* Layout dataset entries
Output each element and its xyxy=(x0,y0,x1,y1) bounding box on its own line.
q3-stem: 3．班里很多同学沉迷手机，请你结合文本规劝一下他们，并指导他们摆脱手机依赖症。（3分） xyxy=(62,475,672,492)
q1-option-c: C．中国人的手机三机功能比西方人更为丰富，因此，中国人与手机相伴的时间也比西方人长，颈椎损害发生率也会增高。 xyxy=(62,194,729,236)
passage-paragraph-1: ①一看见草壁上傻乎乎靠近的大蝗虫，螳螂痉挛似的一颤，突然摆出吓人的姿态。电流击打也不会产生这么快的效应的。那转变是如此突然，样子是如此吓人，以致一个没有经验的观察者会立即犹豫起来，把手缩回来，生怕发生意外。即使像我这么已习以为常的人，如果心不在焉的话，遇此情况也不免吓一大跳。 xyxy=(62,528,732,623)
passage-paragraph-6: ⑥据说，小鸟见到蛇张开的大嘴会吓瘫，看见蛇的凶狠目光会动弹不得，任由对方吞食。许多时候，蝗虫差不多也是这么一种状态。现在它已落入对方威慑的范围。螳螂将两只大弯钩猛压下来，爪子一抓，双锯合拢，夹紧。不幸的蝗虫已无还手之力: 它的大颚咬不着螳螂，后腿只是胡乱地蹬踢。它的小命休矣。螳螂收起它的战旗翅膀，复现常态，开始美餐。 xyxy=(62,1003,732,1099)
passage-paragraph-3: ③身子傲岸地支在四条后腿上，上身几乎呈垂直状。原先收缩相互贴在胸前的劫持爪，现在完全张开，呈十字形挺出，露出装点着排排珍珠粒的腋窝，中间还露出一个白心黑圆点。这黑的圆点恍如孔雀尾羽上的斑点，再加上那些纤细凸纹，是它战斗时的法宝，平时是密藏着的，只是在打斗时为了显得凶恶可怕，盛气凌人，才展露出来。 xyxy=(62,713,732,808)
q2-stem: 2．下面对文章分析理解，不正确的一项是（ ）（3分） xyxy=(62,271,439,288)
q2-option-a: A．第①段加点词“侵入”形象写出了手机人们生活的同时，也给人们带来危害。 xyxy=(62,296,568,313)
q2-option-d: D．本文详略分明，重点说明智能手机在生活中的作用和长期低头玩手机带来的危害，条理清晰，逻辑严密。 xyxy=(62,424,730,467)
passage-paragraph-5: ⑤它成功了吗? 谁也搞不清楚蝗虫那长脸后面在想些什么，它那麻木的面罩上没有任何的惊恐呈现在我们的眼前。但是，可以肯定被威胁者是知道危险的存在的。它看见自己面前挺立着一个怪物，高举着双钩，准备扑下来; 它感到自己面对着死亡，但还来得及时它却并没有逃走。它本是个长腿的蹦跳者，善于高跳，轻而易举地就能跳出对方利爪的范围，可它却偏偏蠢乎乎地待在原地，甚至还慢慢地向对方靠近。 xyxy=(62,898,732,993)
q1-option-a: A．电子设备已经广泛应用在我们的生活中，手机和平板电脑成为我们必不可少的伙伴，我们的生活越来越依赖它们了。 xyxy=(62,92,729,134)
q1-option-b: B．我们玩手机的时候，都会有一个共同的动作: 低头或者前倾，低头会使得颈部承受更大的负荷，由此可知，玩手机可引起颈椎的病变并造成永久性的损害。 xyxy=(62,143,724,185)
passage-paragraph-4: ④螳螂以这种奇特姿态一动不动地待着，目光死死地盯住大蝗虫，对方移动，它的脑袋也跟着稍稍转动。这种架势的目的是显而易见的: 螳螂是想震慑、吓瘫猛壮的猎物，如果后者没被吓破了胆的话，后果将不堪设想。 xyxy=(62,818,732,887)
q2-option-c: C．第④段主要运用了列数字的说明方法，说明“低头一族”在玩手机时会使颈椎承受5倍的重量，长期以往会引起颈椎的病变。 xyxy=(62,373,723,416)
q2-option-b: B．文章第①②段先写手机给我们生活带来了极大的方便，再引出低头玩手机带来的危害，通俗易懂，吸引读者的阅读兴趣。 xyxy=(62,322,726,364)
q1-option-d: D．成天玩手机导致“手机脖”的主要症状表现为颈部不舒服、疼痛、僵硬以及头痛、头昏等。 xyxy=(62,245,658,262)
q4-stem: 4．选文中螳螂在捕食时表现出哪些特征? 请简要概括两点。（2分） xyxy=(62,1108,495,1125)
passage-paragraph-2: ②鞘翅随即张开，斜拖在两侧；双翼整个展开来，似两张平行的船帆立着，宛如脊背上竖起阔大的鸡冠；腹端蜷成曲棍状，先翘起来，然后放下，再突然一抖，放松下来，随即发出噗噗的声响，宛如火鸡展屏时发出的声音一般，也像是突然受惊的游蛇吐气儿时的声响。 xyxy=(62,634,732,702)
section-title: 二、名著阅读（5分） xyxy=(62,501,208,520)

* Stated task
Transcribe every line of the listing above without changing anything.

* Task response
Output each element and its xyxy=(x0,y0,x1,y1) bounding box on its own line.
q3-stem: 3．班里很多同学沉迷手机，请你结合文本规劝一下他们，并指导他们摆脱手机依赖症。（3分） xyxy=(62,475,672,492)
q1-option-c: C．中国人的手机三机功能比西方人更为丰富，因此，中国人与手机相伴的时间也比西方人长，颈椎损害发生率也会增高。 xyxy=(62,194,729,236)
passage-paragraph-1: ①一看见草壁上傻乎乎靠近的大蝗虫，螳螂痉挛似的一颤，突然摆出吓人的姿态。电流击打也不会产生这么快的效应的。那转变是如此突然，样子是如此吓人，以致一个没有经验的观察者会立即犹豫起来，把手缩回来，生怕发生意外。即使像我这么已习以为常的人，如果心不在焉的话，遇此情况也不免吓一大跳。 xyxy=(62,528,732,623)
passage-paragraph-6: ⑥据说，小鸟见到蛇张开的大嘴会吓瘫，看见蛇的凶狠目光会动弹不得，任由对方吞食。许多时候，蝗虫差不多也是这么一种状态。现在它已落入对方威慑的范围。螳螂将两只大弯钩猛压下来，爪子一抓，双锯合拢，夹紧。不幸的蝗虫已无还手之力: 它的大颚咬不着螳螂，后腿只是胡乱地蹬踢。它的小命休矣。螳螂收起它的战旗翅膀，复现常态，开始美餐。 xyxy=(62,1003,732,1099)
passage-paragraph-3: ③身子傲岸地支在四条后腿上，上身几乎呈垂直状。原先收缩相互贴在胸前的劫持爪，现在完全张开，呈十字形挺出，露出装点着排排珍珠粒的腋窝，中间还露出一个白心黑圆点。这黑的圆点恍如孔雀尾羽上的斑点，再加上那些纤细凸纹，是它战斗时的法宝，平时是密藏着的，只是在打斗时为了显得凶恶可怕，盛气凌人，才展露出来。 xyxy=(62,713,732,808)
q2-stem: 2．下面对文章分析理解，不正确的一项是（ ）（3分） xyxy=(62,271,439,288)
q2-option-a: A．第①段加点词“侵入”形象写出了手机人们生活的同时，也给人们带来危害。 xyxy=(62,296,568,313)
q2-option-d: D．本文详略分明，重点说明智能手机在生活中的作用和长期低头玩手机带来的危害，条理清晰，逻辑严密。 xyxy=(62,424,730,467)
passage-paragraph-5: ⑤它成功了吗? 谁也搞不清楚蝗虫那长脸后面在想些什么，它那麻木的面罩上没有任何的惊恐呈现在我们的眼前。但是，可以肯定被威胁者是知道危险的存在的。它看见自己面前挺立着一个怪物，高举着双钩，准备扑下来; 它感到自己面对着死亡，但还来得及时它却并没有逃走。它本是个长腿的蹦跳者，善于高跳，轻而易举地就能跳出对方利爪的范围，可它却偏偏蠢乎乎地待在原地，甚至还慢慢地向对方靠近。 xyxy=(62,898,732,993)
q1-option-a: A．电子设备已经广泛应用在我们的生活中，手机和平板电脑成为我们必不可少的伙伴，我们的生活越来越依赖它们了。 xyxy=(62,92,729,134)
q1-option-b: B．我们玩手机的时候，都会有一个共同的动作: 低头或者前倾，低头会使得颈部承受更大的负荷，由此可知，玩手机可引起颈椎的病变并造成永久性的损害。 xyxy=(62,143,724,185)
passage-paragraph-4: ④螳螂以这种奇特姿态一动不动地待着，目光死死地盯住大蝗虫，对方移动，它的脑袋也跟着稍稍转动。这种架势的目的是显而易见的: 螳螂是想震慑、吓瘫猛壮的猎物，如果后者没被吓破了胆的话，后果将不堪设想。 xyxy=(62,818,732,887)
q2-option-c: C．第④段主要运用了列数字的说明方法，说明“低头一族”在玩手机时会使颈椎承受5倍的重量，长期以往会引起颈椎的病变。 xyxy=(62,373,723,416)
q2-option-b: B．文章第①②段先写手机给我们生活带来了极大的方便，再引出低头玩手机带来的危害，通俗易懂，吸引读者的阅读兴趣。 xyxy=(62,322,726,364)
q1-option-d: D．成天玩手机导致“手机脖”的主要症状表现为颈部不舒服、疼痛、僵硬以及头痛、头昏等。 xyxy=(62,245,658,262)
q4-stem: 4．选文中螳螂在捕食时表现出哪些特征? 请简要概括两点。（2分） xyxy=(62,1108,495,1125)
passage-paragraph-2: ②鞘翅随即张开，斜拖在两侧；双翼整个展开来，似两张平行的船帆立着，宛如脊背上竖起阔大的鸡冠；腹端蜷成曲棍状，先翘起来，然后放下，再突然一抖，放松下来，随即发出噗噗的声响，宛如火鸡展屏时发出的声音一般，也像是突然受惊的游蛇吐气儿时的声响。 xyxy=(62,634,732,702)
section-title: 二、名著阅读（5分） xyxy=(62,501,208,520)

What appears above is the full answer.